* Material for this exercise
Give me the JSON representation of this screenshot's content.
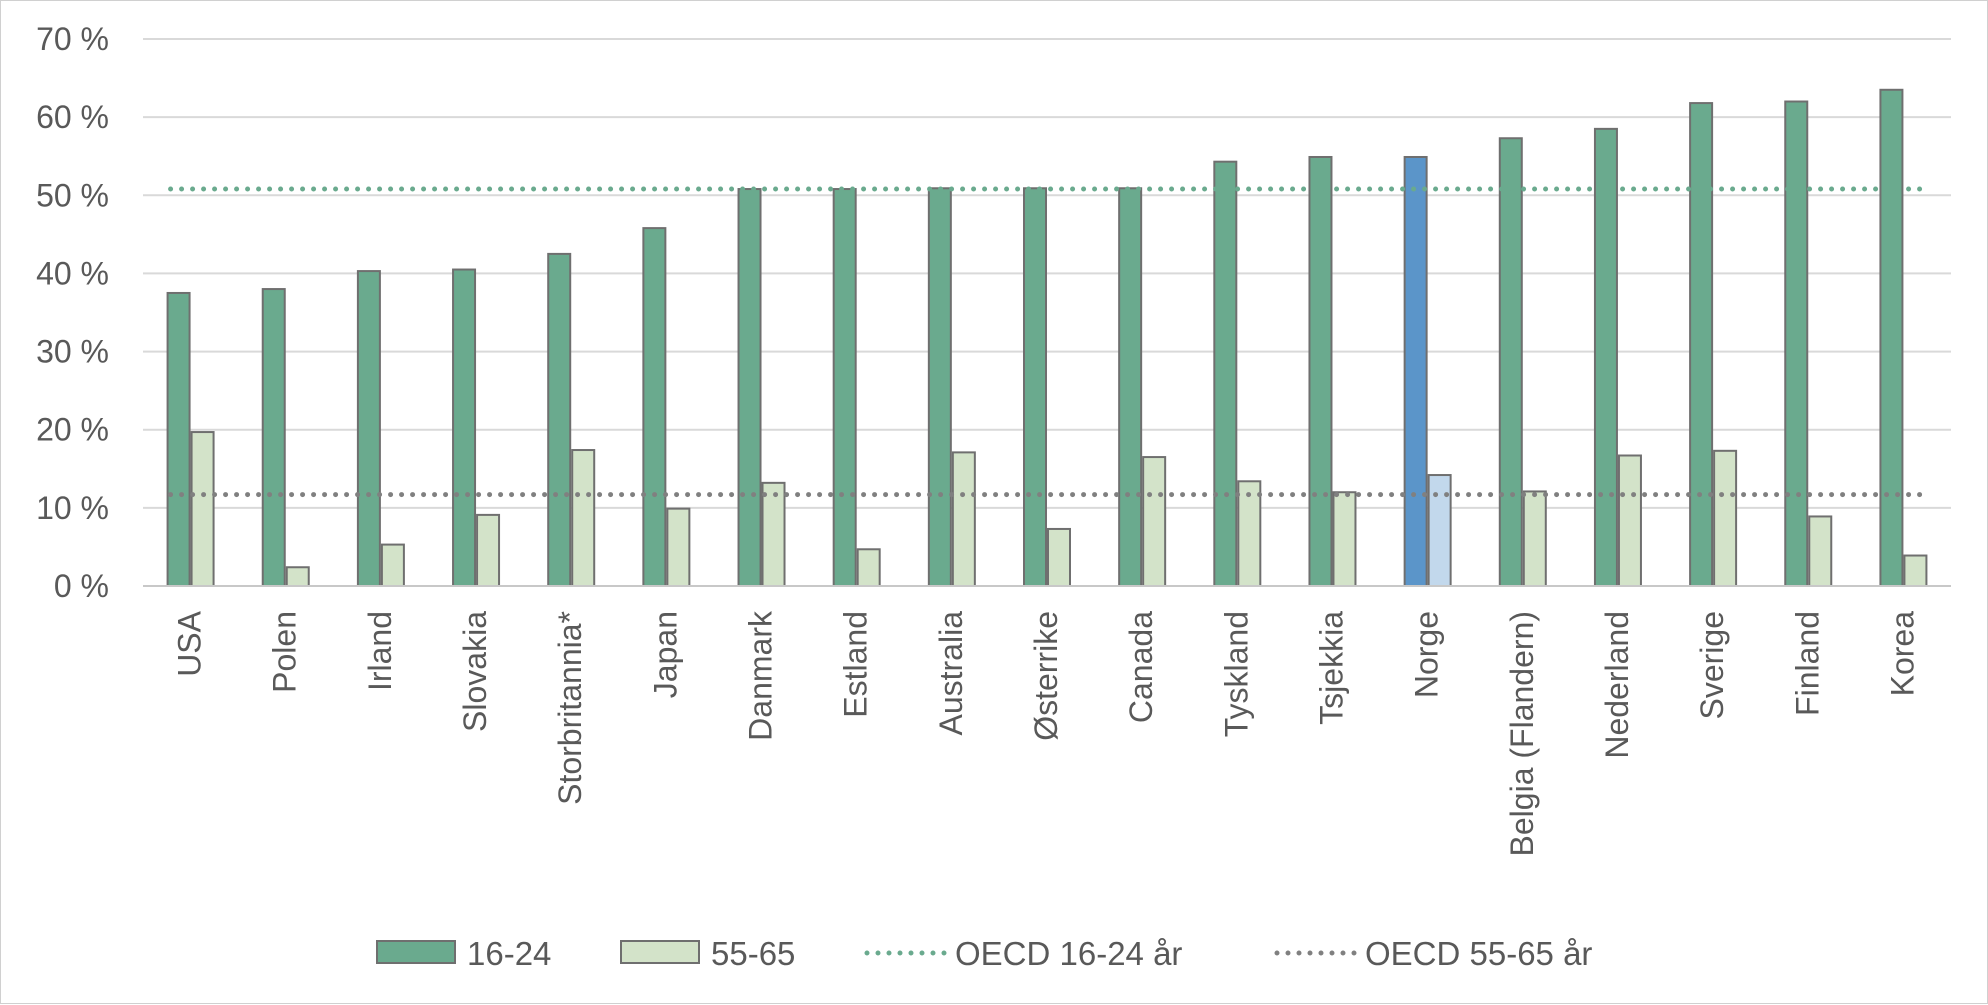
{
  "chart_data": {
    "type": "bar",
    "categories": [
      "USA",
      "Polen",
      "Irland",
      "Slovakia",
      "Storbritannia*",
      "Japan",
      "Danmark",
      "Estland",
      "Australia",
      "Østerrike",
      "Canada",
      "Tyskland",
      "Tsjekkia",
      "Norge",
      "Belgia (Flandern)",
      "Nederland",
      "Sverige",
      "Finland",
      "Korea"
    ],
    "series": [
      {
        "name": "16-24",
        "color": "#6aaa8e",
        "highlight_color": "#5b95c9",
        "values": [
          37.5,
          38.0,
          40.3,
          40.5,
          42.5,
          45.8,
          50.8,
          50.8,
          50.9,
          50.9,
          50.9,
          54.3,
          54.9,
          54.9,
          57.3,
          58.5,
          61.8,
          62.0,
          63.5
        ]
      },
      {
        "name": "55-65",
        "color": "#d3e3c9",
        "highlight_color": "#c2d8ec",
        "values": [
          19.7,
          2.4,
          5.3,
          9.1,
          17.4,
          9.9,
          13.2,
          4.7,
          17.1,
          7.3,
          16.5,
          13.4,
          12.0,
          14.2,
          12.1,
          16.7,
          17.3,
          8.9,
          3.9
        ]
      }
    ],
    "reference_lines": [
      {
        "name": "OECD 16-24 år",
        "value": 50.8,
        "color": "#6aaa8e",
        "style": "dotted"
      },
      {
        "name": "OECD 55-65 år",
        "value": 11.7,
        "color": "#808080",
        "style": "dotted"
      }
    ],
    "highlight_category": "Norge",
    "yticks": [
      "0 %",
      "10 %",
      "20 %",
      "30 %",
      "40 %",
      "50 %",
      "60 %",
      "70 %"
    ],
    "ylim": [
      0,
      70
    ],
    "grid": true,
    "legend_position": "bottom",
    "title": "",
    "xlabel": "",
    "ylabel": ""
  }
}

* Problem to work on
Give the data again exactly as written, with all pictures left out.

* Response to this task
Give me the JSON representation of this screenshot's content.
{
  "chart_data": {
    "type": "bar",
    "categories": [
      "USA",
      "Polen",
      "Irland",
      "Slovakia",
      "Storbritannia*",
      "Japan",
      "Danmark",
      "Estland",
      "Australia",
      "Østerrike",
      "Canada",
      "Tyskland",
      "Tsjekkia",
      "Norge",
      "Belgia (Flandern)",
      "Nederland",
      "Sverige",
      "Finland",
      "Korea"
    ],
    "series": [
      {
        "name": "16-24",
        "color": "#6aaa8e",
        "highlight_color": "#5b95c9",
        "values": [
          37.5,
          38.0,
          40.3,
          40.5,
          42.5,
          45.8,
          50.8,
          50.8,
          50.9,
          50.9,
          50.9,
          54.3,
          54.9,
          54.9,
          57.3,
          58.5,
          61.8,
          62.0,
          63.5
        ]
      },
      {
        "name": "55-65",
        "color": "#d3e3c9",
        "highlight_color": "#c2d8ec",
        "values": [
          19.7,
          2.4,
          5.3,
          9.1,
          17.4,
          9.9,
          13.2,
          4.7,
          17.1,
          7.3,
          16.5,
          13.4,
          12.0,
          14.2,
          12.1,
          16.7,
          17.3,
          8.9,
          3.9
        ]
      }
    ],
    "reference_lines": [
      {
        "name": "OECD 16-24 år",
        "value": 50.8,
        "color": "#6aaa8e",
        "style": "dotted"
      },
      {
        "name": "OECD 55-65 år",
        "value": 11.7,
        "color": "#808080",
        "style": "dotted"
      }
    ],
    "highlight_category": "Norge",
    "yticks": [
      "0 %",
      "10 %",
      "20 %",
      "30 %",
      "40 %",
      "50 %",
      "60 %",
      "70 %"
    ],
    "ylim": [
      0,
      70
    ],
    "grid": true,
    "legend_position": "bottom",
    "title": "",
    "xlabel": "",
    "ylabel": ""
  }
}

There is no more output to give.